__Objective__:
List each line of the data that holds the string "stats".

[Dataset listings of figures]
☆ ☆ ☆ ☆ ☆ ☆ ☆

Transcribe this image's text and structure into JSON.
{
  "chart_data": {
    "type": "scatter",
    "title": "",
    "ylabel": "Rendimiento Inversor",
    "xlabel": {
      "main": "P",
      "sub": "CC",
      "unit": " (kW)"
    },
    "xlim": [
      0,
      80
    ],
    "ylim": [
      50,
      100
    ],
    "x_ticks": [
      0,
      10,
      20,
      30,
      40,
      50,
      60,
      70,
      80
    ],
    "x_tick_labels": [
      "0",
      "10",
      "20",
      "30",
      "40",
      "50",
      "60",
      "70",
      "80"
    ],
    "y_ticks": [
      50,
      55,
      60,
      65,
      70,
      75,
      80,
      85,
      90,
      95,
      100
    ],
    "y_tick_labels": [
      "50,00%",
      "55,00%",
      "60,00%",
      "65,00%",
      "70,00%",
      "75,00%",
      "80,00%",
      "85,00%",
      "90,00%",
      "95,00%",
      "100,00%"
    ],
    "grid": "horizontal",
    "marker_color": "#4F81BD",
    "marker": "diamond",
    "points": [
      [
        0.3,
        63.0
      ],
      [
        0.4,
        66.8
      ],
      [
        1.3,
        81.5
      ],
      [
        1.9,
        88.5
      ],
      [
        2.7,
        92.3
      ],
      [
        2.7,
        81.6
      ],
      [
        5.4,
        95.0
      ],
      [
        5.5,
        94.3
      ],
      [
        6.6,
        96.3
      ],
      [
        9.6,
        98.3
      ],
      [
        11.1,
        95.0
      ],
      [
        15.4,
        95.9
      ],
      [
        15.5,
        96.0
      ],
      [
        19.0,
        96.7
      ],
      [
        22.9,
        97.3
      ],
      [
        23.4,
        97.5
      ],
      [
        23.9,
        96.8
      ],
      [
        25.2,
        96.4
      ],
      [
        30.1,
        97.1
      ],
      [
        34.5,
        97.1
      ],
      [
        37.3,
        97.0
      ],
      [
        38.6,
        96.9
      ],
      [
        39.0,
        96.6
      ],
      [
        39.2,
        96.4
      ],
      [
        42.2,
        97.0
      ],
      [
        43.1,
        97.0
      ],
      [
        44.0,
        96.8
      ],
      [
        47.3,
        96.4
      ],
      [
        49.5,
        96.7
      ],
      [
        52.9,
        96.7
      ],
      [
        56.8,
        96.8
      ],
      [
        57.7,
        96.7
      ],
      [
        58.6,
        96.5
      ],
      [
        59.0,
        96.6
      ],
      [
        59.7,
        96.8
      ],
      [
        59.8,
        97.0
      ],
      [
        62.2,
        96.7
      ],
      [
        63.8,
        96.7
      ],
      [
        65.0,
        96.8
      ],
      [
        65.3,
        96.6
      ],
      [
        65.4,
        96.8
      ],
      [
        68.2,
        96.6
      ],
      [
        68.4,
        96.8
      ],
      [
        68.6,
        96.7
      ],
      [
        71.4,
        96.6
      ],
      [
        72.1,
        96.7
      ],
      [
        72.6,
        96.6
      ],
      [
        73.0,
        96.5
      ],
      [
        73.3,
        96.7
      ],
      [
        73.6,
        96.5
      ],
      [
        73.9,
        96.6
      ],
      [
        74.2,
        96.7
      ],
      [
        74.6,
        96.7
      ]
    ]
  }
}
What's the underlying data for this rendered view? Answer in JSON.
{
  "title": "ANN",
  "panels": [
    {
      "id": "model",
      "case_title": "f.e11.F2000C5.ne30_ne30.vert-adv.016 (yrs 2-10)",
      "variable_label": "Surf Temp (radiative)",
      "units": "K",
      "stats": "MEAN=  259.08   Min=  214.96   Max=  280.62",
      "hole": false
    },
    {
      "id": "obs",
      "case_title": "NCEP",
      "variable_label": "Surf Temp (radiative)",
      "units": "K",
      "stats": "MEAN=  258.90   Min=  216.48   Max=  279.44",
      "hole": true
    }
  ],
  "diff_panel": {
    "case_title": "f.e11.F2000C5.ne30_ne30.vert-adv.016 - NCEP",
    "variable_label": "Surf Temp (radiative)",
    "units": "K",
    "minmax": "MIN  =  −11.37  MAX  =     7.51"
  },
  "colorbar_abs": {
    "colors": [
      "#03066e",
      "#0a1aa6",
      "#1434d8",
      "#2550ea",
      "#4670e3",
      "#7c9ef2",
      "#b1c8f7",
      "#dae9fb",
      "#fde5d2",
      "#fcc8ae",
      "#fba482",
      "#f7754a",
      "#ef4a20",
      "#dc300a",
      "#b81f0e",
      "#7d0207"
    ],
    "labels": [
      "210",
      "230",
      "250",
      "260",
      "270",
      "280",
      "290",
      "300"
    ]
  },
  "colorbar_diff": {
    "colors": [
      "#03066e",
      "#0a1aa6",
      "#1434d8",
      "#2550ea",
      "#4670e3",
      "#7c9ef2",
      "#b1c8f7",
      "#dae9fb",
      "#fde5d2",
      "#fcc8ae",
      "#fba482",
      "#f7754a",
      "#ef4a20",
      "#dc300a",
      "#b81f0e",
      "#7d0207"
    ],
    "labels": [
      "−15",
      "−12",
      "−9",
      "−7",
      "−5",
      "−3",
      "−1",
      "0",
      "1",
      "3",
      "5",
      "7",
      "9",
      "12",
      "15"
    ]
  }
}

☆ ☆ ☆ ☆ ☆ ☆ ☆

__Final result__:
      "stats": "MEAN=  259.08   Min=  214.96   Max=  280.62",
      "stats": "MEAN=  258.90   Min=  216.48   Max=  279.44",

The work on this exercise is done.